Exercise: Each line containing the word "maupun" needs to be copied.

Entries supplied:
= = = =
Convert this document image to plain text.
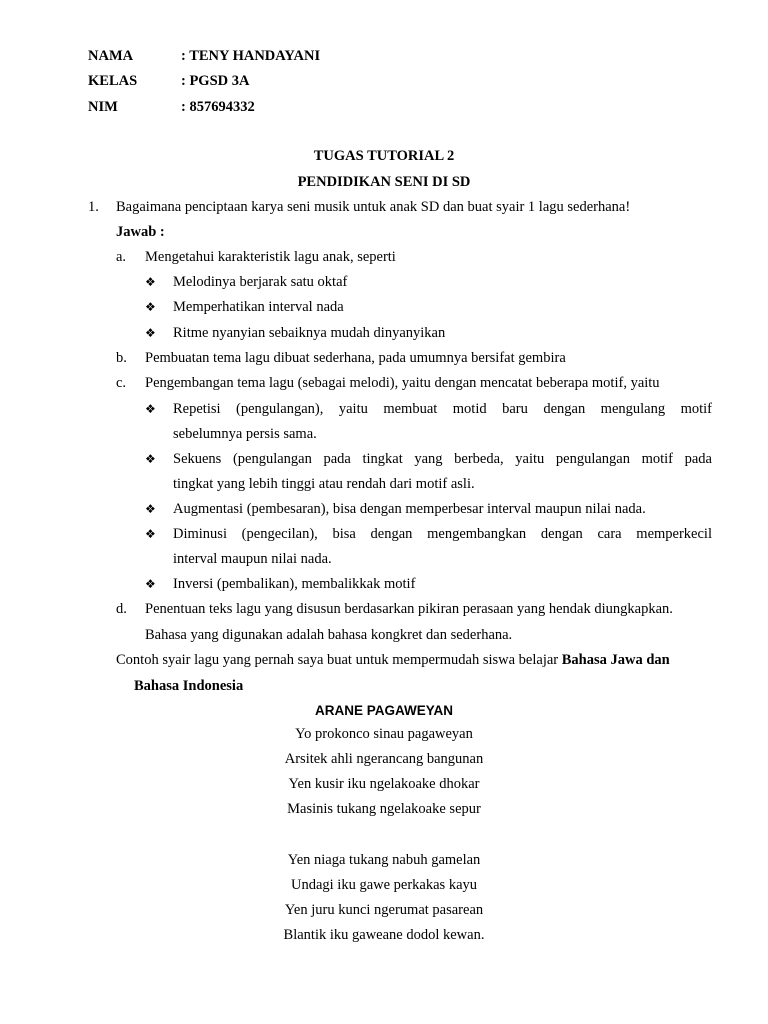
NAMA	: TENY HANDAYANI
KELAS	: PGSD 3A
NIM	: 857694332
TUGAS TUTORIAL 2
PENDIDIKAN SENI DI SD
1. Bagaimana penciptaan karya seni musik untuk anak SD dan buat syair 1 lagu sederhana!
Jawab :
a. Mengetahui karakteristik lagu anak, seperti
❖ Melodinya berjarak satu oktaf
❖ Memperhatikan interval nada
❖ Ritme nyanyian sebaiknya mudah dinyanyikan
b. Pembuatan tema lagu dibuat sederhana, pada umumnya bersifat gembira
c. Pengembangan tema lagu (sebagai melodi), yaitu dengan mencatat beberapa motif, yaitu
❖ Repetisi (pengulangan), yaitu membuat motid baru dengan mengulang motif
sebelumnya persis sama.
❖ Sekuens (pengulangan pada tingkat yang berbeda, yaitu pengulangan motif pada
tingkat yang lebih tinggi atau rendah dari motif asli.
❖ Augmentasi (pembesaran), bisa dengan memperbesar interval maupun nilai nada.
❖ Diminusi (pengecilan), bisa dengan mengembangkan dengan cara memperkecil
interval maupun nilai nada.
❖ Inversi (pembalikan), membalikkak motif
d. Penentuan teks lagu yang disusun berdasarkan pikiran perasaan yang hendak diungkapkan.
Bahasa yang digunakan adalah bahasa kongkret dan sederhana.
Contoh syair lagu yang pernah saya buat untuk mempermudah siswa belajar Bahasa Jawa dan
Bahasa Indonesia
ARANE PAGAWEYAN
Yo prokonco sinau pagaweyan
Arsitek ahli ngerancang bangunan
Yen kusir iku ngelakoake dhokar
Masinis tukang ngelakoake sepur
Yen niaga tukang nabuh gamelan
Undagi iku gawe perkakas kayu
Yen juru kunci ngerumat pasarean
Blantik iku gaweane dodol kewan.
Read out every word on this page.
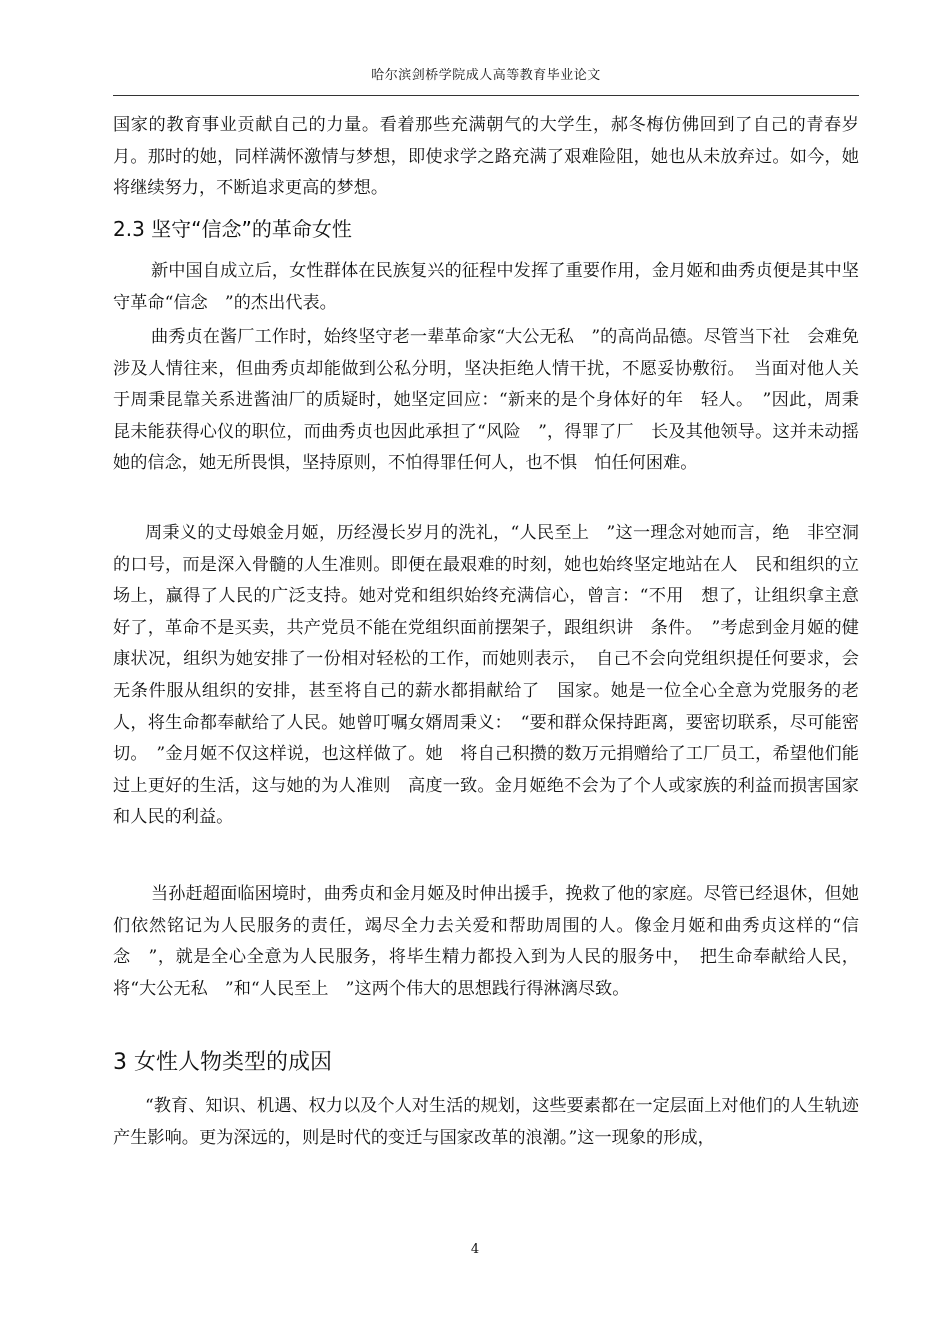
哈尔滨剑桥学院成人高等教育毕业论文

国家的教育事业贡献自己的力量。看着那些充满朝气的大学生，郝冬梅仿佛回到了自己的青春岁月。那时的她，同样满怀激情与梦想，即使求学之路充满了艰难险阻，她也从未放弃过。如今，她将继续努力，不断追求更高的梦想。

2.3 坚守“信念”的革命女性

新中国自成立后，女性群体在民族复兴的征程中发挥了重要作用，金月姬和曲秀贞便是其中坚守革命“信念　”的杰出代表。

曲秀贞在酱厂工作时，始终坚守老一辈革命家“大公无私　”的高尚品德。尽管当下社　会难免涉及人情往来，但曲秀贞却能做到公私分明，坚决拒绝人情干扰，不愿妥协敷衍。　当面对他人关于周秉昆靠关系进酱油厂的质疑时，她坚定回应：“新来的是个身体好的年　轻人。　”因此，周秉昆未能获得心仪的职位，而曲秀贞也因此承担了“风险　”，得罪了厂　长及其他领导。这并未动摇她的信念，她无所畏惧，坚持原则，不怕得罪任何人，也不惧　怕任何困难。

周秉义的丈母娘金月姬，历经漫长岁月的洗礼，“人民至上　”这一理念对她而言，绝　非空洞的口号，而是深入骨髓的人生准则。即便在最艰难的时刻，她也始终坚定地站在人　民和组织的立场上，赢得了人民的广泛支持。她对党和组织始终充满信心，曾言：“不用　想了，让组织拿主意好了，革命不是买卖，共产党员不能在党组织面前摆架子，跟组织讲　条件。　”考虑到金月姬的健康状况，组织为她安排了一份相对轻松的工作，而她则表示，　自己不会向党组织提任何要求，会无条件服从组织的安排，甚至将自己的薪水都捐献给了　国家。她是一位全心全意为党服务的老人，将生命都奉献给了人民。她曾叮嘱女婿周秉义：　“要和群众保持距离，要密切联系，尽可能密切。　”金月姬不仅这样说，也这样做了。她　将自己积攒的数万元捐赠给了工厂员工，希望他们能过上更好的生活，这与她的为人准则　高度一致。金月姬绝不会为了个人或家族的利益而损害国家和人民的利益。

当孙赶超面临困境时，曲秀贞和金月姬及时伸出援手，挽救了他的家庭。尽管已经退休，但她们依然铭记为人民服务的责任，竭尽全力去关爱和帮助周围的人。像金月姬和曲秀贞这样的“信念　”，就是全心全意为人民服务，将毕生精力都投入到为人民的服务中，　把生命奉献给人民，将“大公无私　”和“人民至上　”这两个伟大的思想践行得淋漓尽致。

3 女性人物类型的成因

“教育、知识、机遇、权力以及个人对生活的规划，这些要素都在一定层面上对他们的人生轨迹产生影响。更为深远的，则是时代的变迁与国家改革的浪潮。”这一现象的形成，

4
= = = =
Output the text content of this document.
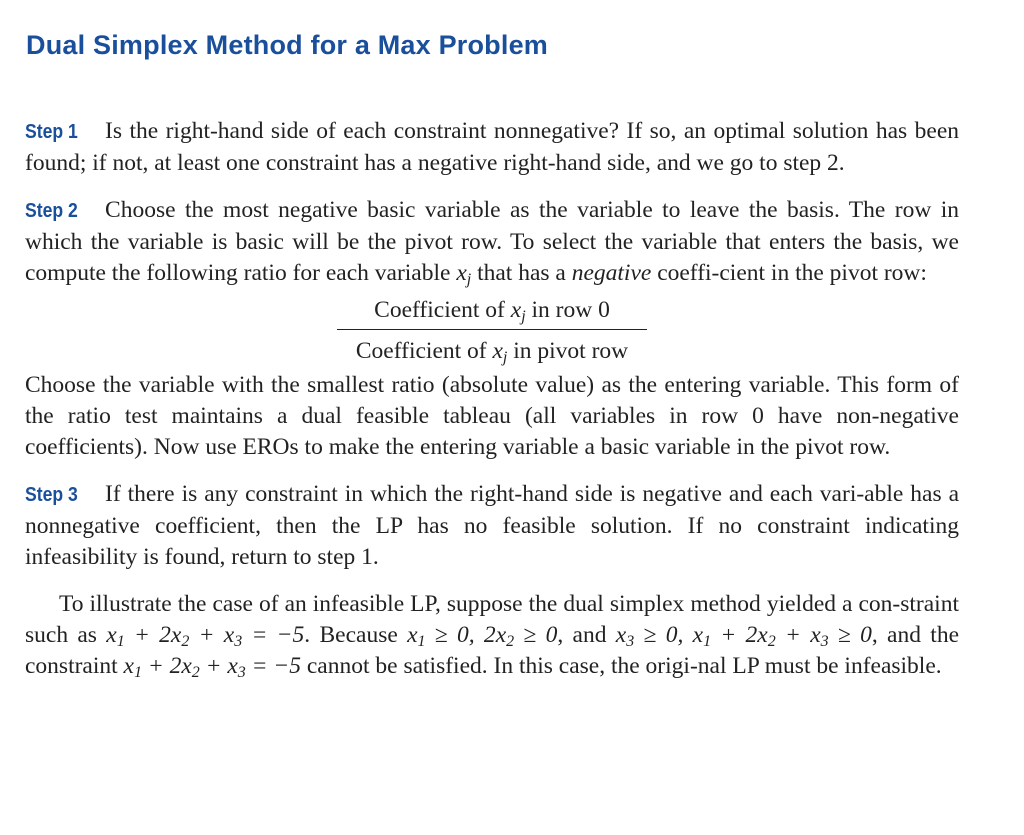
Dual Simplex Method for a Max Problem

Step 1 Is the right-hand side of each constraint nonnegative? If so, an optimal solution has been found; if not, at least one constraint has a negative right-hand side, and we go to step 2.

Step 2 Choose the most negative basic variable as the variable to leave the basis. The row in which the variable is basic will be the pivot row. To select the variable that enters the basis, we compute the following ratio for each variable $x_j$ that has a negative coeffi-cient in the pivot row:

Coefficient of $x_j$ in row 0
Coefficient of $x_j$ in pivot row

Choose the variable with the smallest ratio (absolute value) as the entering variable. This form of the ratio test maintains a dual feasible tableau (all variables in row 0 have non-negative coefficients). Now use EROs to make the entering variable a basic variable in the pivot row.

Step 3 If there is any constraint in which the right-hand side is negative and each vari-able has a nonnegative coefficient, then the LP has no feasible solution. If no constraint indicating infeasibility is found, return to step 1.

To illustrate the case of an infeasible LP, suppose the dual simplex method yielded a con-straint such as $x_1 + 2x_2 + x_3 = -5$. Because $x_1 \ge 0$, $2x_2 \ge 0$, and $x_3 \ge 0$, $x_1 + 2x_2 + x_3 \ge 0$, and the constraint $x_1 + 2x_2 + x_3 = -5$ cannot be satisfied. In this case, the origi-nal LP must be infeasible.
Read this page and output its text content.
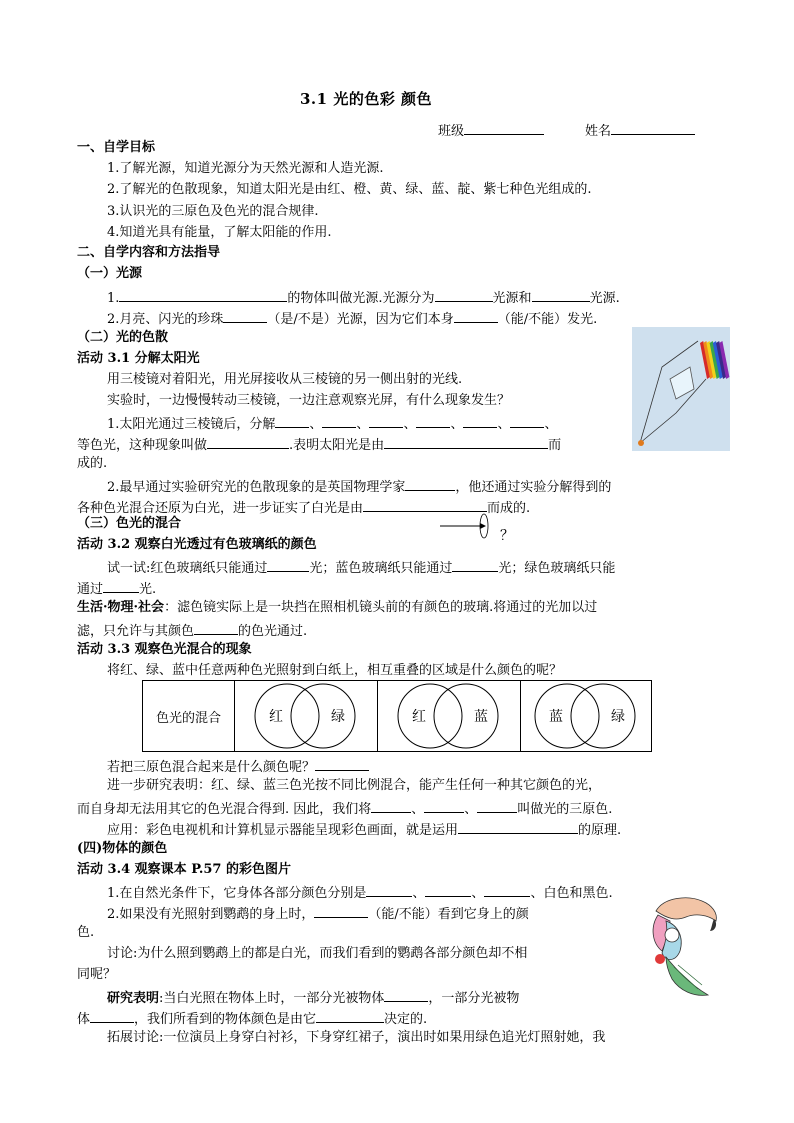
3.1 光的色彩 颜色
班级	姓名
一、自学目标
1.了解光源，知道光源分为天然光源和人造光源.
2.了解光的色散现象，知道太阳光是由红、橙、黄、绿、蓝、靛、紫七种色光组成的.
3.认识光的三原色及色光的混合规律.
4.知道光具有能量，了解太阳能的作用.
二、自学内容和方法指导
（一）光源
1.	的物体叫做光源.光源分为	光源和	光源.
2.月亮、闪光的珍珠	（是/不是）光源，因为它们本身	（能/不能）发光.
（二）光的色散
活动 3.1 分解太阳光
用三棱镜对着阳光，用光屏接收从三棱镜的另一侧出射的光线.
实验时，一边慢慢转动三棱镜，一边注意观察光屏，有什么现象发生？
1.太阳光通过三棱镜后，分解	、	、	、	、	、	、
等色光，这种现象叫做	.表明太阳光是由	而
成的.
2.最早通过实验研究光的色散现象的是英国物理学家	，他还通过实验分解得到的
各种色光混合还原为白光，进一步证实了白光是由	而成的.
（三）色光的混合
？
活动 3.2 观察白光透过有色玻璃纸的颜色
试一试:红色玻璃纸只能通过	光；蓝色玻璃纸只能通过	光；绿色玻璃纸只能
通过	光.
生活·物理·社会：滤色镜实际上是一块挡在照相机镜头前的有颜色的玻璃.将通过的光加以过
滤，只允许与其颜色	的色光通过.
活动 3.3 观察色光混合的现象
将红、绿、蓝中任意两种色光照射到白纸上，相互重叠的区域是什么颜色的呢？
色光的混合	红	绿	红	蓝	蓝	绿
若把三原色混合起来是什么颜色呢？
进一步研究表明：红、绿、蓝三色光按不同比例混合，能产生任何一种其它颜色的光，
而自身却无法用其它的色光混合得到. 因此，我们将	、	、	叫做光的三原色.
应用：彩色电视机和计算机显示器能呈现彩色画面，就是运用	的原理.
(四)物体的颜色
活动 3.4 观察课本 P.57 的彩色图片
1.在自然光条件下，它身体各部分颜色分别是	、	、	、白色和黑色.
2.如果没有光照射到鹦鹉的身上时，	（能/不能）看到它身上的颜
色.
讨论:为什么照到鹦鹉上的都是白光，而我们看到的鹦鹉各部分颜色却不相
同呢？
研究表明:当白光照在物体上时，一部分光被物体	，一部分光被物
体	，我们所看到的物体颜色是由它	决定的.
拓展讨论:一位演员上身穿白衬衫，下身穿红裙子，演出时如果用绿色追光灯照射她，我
= = = =
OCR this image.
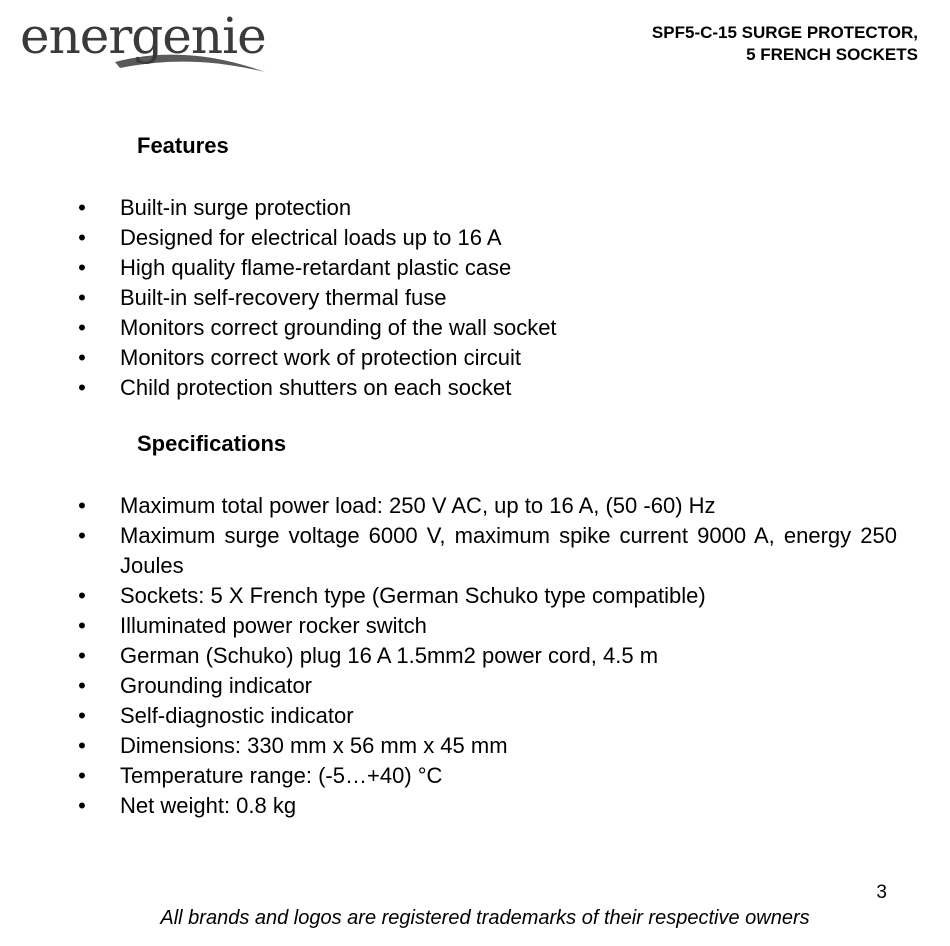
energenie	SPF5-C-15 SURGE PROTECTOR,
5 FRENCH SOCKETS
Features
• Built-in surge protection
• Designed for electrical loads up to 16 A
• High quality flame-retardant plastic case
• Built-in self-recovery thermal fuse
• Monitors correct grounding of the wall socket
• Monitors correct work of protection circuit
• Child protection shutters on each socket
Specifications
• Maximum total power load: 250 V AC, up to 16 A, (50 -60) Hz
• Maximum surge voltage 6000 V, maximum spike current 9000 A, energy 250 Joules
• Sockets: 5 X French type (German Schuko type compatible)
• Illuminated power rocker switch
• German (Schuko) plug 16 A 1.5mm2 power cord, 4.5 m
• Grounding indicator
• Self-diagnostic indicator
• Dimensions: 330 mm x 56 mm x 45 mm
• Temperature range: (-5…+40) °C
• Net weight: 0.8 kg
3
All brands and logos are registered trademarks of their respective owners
= = = =
Task solution:
❖ Augmentasi (pembesaran), bisa dengan memperbesar interval maupun nilai nada.
interval maupun nilai nada.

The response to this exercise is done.